__To do__: Please copy out word for word the part of the material that opens with the line containing "decompose this screenshot" and closes with the line containing "Text: END FOR: END FOR xyxy=(117,353,151,362)", keeping both of those lines. Leave the pictures out.
++++ Given records
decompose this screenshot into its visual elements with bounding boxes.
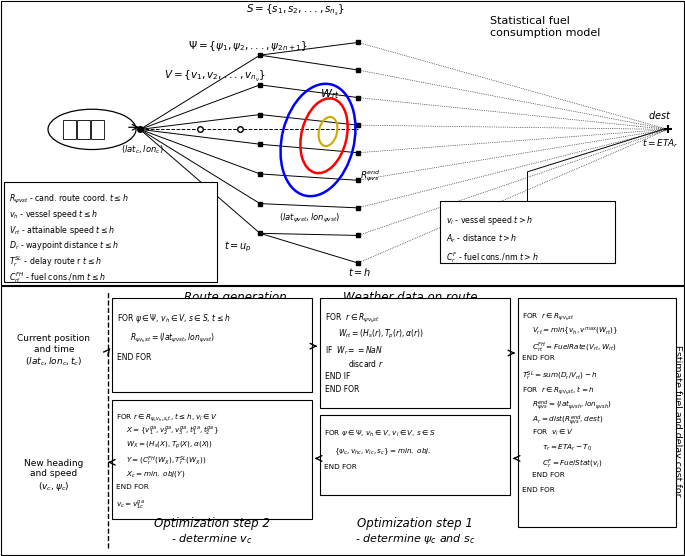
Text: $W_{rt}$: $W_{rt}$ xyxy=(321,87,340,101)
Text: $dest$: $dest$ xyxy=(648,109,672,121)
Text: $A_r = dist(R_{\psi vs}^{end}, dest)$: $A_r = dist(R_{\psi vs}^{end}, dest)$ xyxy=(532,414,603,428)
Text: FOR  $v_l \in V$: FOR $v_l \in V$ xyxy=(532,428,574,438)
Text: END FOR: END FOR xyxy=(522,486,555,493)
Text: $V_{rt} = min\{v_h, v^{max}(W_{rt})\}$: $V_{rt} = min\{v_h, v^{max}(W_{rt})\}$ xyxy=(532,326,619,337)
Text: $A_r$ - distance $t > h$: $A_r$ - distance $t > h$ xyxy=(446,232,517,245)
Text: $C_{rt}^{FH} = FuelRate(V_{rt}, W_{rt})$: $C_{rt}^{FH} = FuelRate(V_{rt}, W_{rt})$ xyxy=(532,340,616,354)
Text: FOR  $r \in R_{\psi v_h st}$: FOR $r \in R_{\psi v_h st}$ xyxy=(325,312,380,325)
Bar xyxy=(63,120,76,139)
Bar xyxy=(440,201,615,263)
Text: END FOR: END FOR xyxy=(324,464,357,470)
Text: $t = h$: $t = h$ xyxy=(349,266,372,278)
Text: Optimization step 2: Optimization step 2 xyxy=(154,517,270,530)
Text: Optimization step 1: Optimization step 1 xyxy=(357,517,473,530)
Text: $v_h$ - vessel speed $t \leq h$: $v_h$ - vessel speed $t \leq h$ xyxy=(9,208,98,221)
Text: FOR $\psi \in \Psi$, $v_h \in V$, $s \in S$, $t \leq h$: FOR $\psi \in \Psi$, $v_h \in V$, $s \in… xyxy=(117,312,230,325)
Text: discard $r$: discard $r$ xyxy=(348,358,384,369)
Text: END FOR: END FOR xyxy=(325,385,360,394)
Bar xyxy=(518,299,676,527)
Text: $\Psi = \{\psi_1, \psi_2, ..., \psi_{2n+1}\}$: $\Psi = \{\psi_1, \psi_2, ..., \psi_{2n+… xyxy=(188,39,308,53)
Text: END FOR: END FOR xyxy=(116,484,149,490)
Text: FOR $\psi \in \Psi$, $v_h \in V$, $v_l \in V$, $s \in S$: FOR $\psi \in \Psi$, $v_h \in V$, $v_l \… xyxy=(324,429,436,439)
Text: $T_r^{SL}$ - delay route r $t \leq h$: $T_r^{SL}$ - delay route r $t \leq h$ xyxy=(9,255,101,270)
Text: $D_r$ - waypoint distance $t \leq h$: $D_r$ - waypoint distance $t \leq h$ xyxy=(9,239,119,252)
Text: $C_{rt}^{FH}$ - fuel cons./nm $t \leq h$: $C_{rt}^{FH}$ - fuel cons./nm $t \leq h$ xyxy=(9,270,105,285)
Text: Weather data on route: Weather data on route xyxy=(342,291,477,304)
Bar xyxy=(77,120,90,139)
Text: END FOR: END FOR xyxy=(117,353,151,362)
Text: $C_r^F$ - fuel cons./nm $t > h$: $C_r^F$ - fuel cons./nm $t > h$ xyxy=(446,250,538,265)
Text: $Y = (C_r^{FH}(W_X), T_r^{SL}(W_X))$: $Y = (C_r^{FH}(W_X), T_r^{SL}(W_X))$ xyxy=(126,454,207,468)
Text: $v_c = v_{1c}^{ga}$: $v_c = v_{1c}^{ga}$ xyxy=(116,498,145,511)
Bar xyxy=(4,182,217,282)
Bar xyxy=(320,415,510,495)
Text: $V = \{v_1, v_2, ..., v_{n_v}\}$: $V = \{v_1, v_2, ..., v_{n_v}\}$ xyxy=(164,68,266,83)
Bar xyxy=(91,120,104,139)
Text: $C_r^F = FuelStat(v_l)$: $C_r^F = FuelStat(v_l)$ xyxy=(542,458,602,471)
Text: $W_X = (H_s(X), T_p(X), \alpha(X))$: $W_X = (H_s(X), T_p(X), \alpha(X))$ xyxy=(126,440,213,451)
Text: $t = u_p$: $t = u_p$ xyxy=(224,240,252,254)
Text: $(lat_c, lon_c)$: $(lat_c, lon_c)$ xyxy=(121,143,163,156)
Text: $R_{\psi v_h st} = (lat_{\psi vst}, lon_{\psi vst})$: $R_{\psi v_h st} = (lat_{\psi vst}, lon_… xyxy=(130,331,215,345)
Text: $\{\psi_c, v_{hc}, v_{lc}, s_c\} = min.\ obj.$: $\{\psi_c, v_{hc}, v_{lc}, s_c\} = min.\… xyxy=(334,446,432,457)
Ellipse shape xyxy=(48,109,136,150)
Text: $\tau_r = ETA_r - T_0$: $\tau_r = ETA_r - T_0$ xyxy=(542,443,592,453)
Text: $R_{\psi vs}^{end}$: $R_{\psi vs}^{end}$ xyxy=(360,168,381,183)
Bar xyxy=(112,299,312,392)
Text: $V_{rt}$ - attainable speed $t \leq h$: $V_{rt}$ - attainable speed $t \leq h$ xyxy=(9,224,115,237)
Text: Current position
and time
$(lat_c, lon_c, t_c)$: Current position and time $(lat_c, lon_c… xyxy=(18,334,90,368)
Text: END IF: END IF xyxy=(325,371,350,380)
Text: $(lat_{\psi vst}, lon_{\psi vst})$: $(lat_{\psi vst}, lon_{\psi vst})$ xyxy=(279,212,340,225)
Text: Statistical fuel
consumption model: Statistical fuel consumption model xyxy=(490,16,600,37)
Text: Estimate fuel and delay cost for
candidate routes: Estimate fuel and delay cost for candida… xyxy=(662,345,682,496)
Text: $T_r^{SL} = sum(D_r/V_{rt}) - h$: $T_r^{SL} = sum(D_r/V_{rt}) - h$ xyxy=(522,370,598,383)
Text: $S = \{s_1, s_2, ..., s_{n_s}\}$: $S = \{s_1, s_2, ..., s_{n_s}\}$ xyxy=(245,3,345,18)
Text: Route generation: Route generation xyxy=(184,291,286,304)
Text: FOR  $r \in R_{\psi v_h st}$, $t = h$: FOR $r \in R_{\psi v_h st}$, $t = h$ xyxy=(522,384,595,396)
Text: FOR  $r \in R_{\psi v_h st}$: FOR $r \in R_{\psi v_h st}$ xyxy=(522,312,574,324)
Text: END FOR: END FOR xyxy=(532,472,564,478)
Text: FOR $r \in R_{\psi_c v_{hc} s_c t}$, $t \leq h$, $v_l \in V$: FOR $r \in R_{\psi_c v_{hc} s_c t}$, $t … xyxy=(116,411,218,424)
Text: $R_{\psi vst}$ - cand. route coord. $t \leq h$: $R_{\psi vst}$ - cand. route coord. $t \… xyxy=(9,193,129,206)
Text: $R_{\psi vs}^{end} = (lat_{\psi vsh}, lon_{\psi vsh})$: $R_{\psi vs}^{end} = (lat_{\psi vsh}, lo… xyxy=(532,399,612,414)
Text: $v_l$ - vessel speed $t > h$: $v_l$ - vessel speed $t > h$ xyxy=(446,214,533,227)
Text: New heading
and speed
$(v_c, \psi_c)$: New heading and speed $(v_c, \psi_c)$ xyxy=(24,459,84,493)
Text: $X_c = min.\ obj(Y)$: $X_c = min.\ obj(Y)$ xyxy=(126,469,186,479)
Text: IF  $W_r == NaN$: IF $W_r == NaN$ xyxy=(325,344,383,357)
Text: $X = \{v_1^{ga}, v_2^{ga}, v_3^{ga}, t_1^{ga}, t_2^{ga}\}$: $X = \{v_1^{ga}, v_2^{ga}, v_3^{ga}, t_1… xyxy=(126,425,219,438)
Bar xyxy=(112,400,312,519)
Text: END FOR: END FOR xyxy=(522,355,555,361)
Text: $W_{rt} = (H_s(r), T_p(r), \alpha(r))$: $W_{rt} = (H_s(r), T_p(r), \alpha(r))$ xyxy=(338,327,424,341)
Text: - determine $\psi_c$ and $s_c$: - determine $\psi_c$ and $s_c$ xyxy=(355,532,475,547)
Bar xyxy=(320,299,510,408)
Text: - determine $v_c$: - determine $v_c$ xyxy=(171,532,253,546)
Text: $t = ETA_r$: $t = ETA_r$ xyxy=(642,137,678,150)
++++++++
++++ Given records
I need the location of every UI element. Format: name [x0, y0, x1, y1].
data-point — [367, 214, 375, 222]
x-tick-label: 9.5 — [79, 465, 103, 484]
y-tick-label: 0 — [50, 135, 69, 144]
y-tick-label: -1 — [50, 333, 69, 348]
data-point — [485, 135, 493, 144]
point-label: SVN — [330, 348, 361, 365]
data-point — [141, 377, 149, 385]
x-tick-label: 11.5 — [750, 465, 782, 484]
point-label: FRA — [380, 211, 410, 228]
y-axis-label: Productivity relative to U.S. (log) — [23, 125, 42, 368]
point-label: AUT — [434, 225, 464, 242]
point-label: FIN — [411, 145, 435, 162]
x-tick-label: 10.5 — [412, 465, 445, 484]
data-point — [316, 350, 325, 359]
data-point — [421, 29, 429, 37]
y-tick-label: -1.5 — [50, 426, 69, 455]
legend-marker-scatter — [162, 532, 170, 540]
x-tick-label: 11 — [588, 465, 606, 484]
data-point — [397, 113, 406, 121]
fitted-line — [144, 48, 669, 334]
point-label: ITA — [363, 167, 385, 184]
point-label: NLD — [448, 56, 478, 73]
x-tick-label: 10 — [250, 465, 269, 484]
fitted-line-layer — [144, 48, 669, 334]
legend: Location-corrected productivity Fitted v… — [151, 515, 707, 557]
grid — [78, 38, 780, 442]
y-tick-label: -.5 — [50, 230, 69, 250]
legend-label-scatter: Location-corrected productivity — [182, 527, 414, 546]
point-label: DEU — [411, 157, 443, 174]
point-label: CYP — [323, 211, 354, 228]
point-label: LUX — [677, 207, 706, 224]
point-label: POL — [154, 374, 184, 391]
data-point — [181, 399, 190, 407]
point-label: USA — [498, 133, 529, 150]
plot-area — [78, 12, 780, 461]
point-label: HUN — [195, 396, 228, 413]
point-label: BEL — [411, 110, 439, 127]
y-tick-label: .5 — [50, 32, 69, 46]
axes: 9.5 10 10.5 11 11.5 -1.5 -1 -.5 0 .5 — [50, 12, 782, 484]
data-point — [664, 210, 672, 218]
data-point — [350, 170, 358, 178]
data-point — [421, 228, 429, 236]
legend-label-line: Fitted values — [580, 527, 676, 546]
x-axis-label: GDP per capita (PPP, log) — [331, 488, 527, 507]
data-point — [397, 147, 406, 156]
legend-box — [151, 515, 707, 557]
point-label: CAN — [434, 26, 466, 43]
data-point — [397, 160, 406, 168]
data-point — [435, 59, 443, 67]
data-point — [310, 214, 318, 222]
++++++++
++++ Given records
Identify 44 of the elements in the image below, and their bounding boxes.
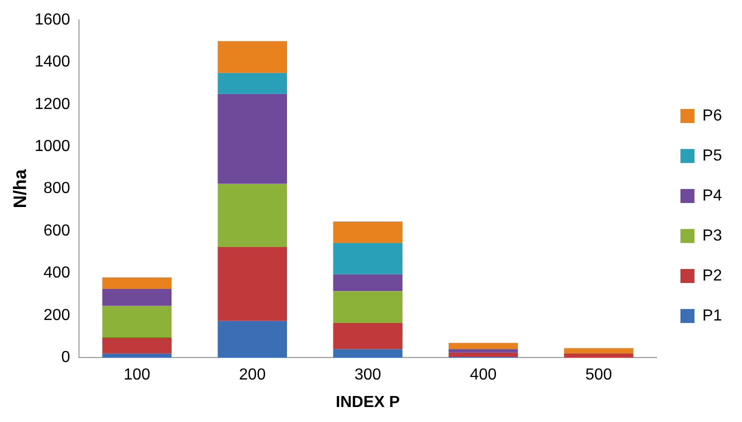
++++++++
__Solution below__:
decompose this screenshot into its visual elements with bounding boxes.
Text: $W_{rt}$: $W_{rt}$ xyxy=(321,87,340,101)
Text: $dest$: $dest$ xyxy=(648,109,672,121)
Text: $A_r = dist(R_{\psi vs}^{end}, dest)$: $A_r = dist(R_{\psi vs}^{end}, dest)$ xyxy=(532,414,603,428)
Text: FOR  $v_l \in V$: FOR $v_l \in V$ xyxy=(532,428,574,438)
Text: END FOR: END FOR xyxy=(522,486,555,493)
Text: $V_{rt} = min\{v_h, v^{max}(W_{rt})\}$: $V_{rt} = min\{v_h, v^{max}(W_{rt})\}$ xyxy=(532,326,619,337)
Text: $A_r$ - distance $t > h$: $A_r$ - distance $t > h$ xyxy=(446,232,517,245)
Text: $C_{rt}^{FH} = FuelRate(V_{rt}, W_{rt})$: $C_{rt}^{FH} = FuelRate(V_{rt}, W_{rt})$ xyxy=(532,340,616,354)
Text: FOR  $r \in R_{\psi v_h st}$: FOR $r \in R_{\psi v_h st}$ xyxy=(325,312,380,325)
Bar xyxy=(63,120,76,139)
Bar xyxy=(440,201,615,263)
Text: END FOR: END FOR xyxy=(324,464,357,470)
Text: $t = h$: $t = h$ xyxy=(349,266,372,278)
Text: Optimization step 2: Optimization step 2 xyxy=(154,517,270,530)
Text: Optimization step 1: Optimization step 1 xyxy=(357,517,473,530)
Text: $v_h$ - vessel speed $t \leq h$: $v_h$ - vessel speed $t \leq h$ xyxy=(9,208,98,221)
Text: FOR $\psi \in \Psi$, $v_h \in V$, $s \in S$, $t \leq h$: FOR $\psi \in \Psi$, $v_h \in V$, $s \in… xyxy=(117,312,230,325)
Text: discard $r$: discard $r$ xyxy=(348,358,384,369)
Text: END FOR: END FOR xyxy=(325,385,360,394)
Bar xyxy=(518,299,676,527)
Text: $\Psi = \{\psi_1, \psi_2, ..., \psi_{2n+1}\}$: $\Psi = \{\psi_1, \psi_2, ..., \psi_{2n+… xyxy=(188,39,308,53)
Text: END FOR: END FOR xyxy=(116,484,149,490)
Text: FOR $\psi \in \Psi$, $v_h \in V$, $v_l \in V$, $s \in S$: FOR $\psi \in \Psi$, $v_h \in V$, $v_l \… xyxy=(324,429,436,439)
Text: $T_r^{SL}$ - delay route r $t \leq h$: $T_r^{SL}$ - delay route r $t \leq h$ xyxy=(9,255,101,270)
Text: $D_r$ - waypoint distance $t \leq h$: $D_r$ - waypoint distance $t \leq h$ xyxy=(9,239,119,252)
Text: $C_{rt}^{FH}$ - fuel cons./nm $t \leq h$: $C_{rt}^{FH}$ - fuel cons./nm $t \leq h$ xyxy=(9,270,105,285)
Text: Weather data on route: Weather data on route xyxy=(342,291,477,304)
Bar xyxy=(77,120,90,139)
Text: END FOR: END FOR xyxy=(117,353,151,362)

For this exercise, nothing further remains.